**STATED TASK:**
Give the data again, word for word.
============================================================
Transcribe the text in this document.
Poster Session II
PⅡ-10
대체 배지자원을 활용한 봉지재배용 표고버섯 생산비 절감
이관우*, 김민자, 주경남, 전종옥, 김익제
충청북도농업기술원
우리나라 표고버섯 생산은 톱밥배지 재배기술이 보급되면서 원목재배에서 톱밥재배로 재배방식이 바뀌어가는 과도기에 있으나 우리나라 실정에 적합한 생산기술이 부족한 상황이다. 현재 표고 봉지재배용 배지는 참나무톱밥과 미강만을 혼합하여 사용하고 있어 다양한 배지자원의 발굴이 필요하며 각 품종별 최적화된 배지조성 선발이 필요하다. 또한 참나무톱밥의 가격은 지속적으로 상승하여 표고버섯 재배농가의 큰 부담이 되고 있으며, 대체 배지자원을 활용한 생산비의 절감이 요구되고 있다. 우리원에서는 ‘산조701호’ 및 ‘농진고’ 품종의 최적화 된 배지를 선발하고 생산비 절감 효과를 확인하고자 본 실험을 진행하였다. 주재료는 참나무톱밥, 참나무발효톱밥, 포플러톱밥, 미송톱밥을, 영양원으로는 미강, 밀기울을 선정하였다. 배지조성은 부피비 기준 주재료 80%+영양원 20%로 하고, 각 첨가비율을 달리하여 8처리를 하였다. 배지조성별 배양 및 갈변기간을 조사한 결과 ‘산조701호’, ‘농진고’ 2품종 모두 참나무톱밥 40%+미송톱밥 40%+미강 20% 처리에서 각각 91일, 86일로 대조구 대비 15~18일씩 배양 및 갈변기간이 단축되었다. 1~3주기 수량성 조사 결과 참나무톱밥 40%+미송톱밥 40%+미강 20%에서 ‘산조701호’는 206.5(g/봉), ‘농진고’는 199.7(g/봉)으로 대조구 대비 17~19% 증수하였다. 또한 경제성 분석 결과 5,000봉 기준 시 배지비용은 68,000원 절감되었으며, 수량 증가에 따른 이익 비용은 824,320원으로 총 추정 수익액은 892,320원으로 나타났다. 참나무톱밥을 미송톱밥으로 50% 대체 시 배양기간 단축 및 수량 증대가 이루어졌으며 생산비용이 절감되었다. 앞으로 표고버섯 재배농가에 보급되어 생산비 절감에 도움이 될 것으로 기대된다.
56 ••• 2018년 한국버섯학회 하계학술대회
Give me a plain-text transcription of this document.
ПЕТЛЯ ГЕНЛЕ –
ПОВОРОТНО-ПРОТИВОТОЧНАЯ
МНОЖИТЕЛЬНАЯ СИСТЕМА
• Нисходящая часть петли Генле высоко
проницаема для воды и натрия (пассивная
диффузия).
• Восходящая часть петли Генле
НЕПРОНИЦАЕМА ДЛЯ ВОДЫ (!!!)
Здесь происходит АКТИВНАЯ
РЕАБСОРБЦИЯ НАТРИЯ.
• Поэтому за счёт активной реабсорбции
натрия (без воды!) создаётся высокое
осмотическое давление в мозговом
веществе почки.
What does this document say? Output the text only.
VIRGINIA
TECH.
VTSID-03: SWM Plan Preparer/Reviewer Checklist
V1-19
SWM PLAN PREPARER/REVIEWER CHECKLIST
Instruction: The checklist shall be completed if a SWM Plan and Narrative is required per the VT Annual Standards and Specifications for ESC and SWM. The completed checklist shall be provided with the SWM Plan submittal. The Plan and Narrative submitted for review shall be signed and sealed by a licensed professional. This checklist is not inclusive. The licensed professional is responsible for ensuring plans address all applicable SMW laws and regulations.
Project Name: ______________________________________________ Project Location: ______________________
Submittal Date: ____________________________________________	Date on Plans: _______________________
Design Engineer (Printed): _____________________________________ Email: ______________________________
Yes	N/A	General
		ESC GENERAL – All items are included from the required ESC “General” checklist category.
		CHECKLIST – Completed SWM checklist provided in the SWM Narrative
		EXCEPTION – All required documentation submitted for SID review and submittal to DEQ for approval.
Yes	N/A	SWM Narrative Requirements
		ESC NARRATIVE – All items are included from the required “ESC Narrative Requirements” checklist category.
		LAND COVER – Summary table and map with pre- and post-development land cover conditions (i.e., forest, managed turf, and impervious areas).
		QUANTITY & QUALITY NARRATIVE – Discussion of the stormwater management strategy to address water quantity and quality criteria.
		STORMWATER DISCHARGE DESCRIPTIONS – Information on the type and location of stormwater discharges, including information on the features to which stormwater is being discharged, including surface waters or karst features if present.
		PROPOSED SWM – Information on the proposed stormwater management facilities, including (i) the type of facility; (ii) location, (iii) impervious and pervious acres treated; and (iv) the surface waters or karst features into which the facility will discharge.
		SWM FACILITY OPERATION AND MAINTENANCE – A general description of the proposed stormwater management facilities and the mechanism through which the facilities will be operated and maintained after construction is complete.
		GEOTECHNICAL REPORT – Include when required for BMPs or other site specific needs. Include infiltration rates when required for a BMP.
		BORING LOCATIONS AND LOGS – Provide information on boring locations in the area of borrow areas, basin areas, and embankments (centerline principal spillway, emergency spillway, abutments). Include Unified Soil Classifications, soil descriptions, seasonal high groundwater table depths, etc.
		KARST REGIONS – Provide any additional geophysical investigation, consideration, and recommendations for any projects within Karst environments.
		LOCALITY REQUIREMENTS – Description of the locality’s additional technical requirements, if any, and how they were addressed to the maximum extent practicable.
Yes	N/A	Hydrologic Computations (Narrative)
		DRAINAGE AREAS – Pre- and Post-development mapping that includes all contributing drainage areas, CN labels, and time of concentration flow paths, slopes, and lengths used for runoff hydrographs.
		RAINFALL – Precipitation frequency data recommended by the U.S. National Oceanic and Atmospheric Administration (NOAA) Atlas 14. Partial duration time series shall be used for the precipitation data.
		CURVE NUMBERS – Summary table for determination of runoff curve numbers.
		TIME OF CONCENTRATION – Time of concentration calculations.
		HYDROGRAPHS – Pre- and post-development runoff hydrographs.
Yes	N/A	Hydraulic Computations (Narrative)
============================================================
**RESULT OF THIS TASK:**
Transcribe the text in this document.
Poster Session II
PⅡ-10
대체 배지자원을 활용한 봉지재배용 표고버섯 생산비 절감
이관우*, 김민자, 주경남, 전종옥, 김익제
충청북도농업기술원
우리나라 표고버섯 생산은 톱밥배지 재배기술이 보급되면서 원목재배에서 톱밥재배로 재배방식이 바뀌어가는 과도기에 있으나 우리나라 실정에 적합한 생산기술이 부족한 상황이다. 현재 표고 봉지재배용 배지는 참나무톱밥과 미강만을 혼합하여 사용하고 있어 다양한 배지자원의 발굴이 필요하며 각 품종별 최적화된 배지조성 선발이 필요하다. 또한 참나무톱밥의 가격은 지속적으로 상승하여 표고버섯 재배농가의 큰 부담이 되고 있으며, 대체 배지자원을 활용한 생산비의 절감이 요구되고 있다. 우리원에서는 ‘산조701호’ 및 ‘농진고’ 품종의 최적화 된 배지를 선발하고 생산비 절감 효과를 확인하고자 본 실험을 진행하였다. 주재료는 참나무톱밥, 참나무발효톱밥, 포플러톱밥, 미송톱밥을, 영양원으로는 미강, 밀기울을 선정하였다. 배지조성은 부피비 기준 주재료 80%+영양원 20%로 하고, 각 첨가비율을 달리하여 8처리를 하였다. 배지조성별 배양 및 갈변기간을 조사한 결과 ‘산조701호’, ‘농진고’ 2품종 모두 참나무톱밥 40%+미송톱밥 40%+미강 20% 처리에서 각각 91일, 86일로 대조구 대비 15~18일씩 배양 및 갈변기간이 단축되었다. 1~3주기 수량성 조사 결과 참나무톱밥 40%+미송톱밥 40%+미강 20%에서 ‘산조701호’는 206.5(g/봉), ‘농진고’는 199.7(g/봉)으로 대조구 대비 17~19% 증수하였다. 또한 경제성 분석 결과 5,000봉 기준 시 배지비용은 68,000원 절감되었으며, 수량 증가에 따른 이익 비용은 824,320원으로 총 추정 수익액은 892,320원으로 나타났다. 참나무톱밥을 미송톱밥으로 50% 대체 시 배양기간 단축 및 수량 증대가 이루어졌으며 생산비용이 절감되었다. 앞으로 표고버섯 재배농가에 보급되어 생산비 절감에 도움이 될 것으로 기대된다.
56 ••• 2018년 한국버섯학회 하계학술대회
Give me a plain-text transcription of this document.
ПЕТЛЯ ГЕНЛЕ –
ПОВОРОТНО-ПРОТИВОТОЧНАЯ
МНОЖИТЕЛЬНАЯ СИСТЕМА
• Нисходящая часть петли Генле высоко
проницаема для воды и натрия (пассивная
диффузия).
• Восходящая часть петли Генле
НЕПРОНИЦАЕМА ДЛЯ ВОДЫ (!!!)
Здесь происходит АКТИВНАЯ
РЕАБСОРБЦИЯ НАТРИЯ.
• Поэтому за счёт активной реабсорбции
натрия (без воды!) создаётся высокое
осмотическое давление в мозговом
веществе почки.
What does this document say? Output the text only.
VIRGINIA
TECH.
VTSID-03: SWM Plan Preparer/Reviewer Checklist
V1-19
SWM PLAN PREPARER/REVIEWER CHECKLIST
Instruction: The checklist shall be completed if a SWM Plan and Narrative is required per the VT Annual Standards and Specifications for ESC and SWM. The completed checklist shall be provided with the SWM Plan submittal. The Plan and Narrative submitted for review shall be signed and sealed by a licensed professional. This checklist is not inclusive. The licensed professional is responsible for ensuring plans address all applicable SMW laws and regulations.
Project Name: ______________________________________________ Project Location: ______________________
Submittal Date: ____________________________________________	Date on Plans: _______________________
Design Engineer (Printed): _____________________________________ Email: ______________________________
Yes	N/A	General
		ESC GENERAL – All items are included from the required ESC “General” checklist category.
		CHECKLIST – Completed SWM checklist provided in the SWM Narrative
		EXCEPTION – All required documentation submitted for SID review and submittal to DEQ for approval.
Yes	N/A	SWM Narrative Requirements
		ESC NARRATIVE – All items are included from the required “ESC Narrative Requirements” checklist category.
		LAND COVER – Summary table and map with pre- and post-development land cover conditions (i.e., forest, managed turf, and impervious areas).
		QUANTITY & QUALITY NARRATIVE – Discussion of the stormwater management strategy to address water quantity and quality criteria.
		STORMWATER DISCHARGE DESCRIPTIONS – Information on the type and location of stormwater discharges, including information on the features to which stormwater is being discharged, including surface waters or karst features if present.
		PROPOSED SWM – Information on the proposed stormwater management facilities, including (i) the type of facility; (ii) location, (iii) impervious and pervious acres treated; and (iv) the surface waters or karst features into which the facility will discharge.
		SWM FACILITY OPERATION AND MAINTENANCE – A general description of the proposed stormwater management facilities and the mechanism through which the facilities will be operated and maintained after construction is complete.
		GEOTECHNICAL REPORT – Include when required for BMPs or other site specific needs. Include infiltration rates when required for a BMP.
		BORING LOCATIONS AND LOGS – Provide information on boring locations in the area of borrow areas, basin areas, and embankments (centerline principal spillway, emergency spillway, abutments). Include Unified Soil Classifications, soil descriptions, seasonal high groundwater table depths, etc.
		KARST REGIONS – Provide any additional geophysical investigation, consideration, and recommendations for any projects within Karst environments.
		LOCALITY REQUIREMENTS – Description of the locality’s additional technical requirements, if any, and how they were addressed to the maximum extent practicable.
Yes	N/A	Hydrologic Computations (Narrative)
		DRAINAGE AREAS – Pre- and Post-development mapping that includes all contributing drainage areas, CN labels, and time of concentration flow paths, slopes, and lengths used for runoff hydrographs.
		RAINFALL – Precipitation frequency data recommended by the U.S. National Oceanic and Atmospheric Administration (NOAA) Atlas 14. Partial duration time series shall be used for the precipitation data.
		CURVE NUMBERS – Summary table for determination of runoff curve numbers.
		TIME OF CONCENTRATION – Time of concentration calculations.
		HYDROGRAPHS – Pre- and post-development runoff hydrographs.
Yes	N/A	Hydraulic Computations (Narrative)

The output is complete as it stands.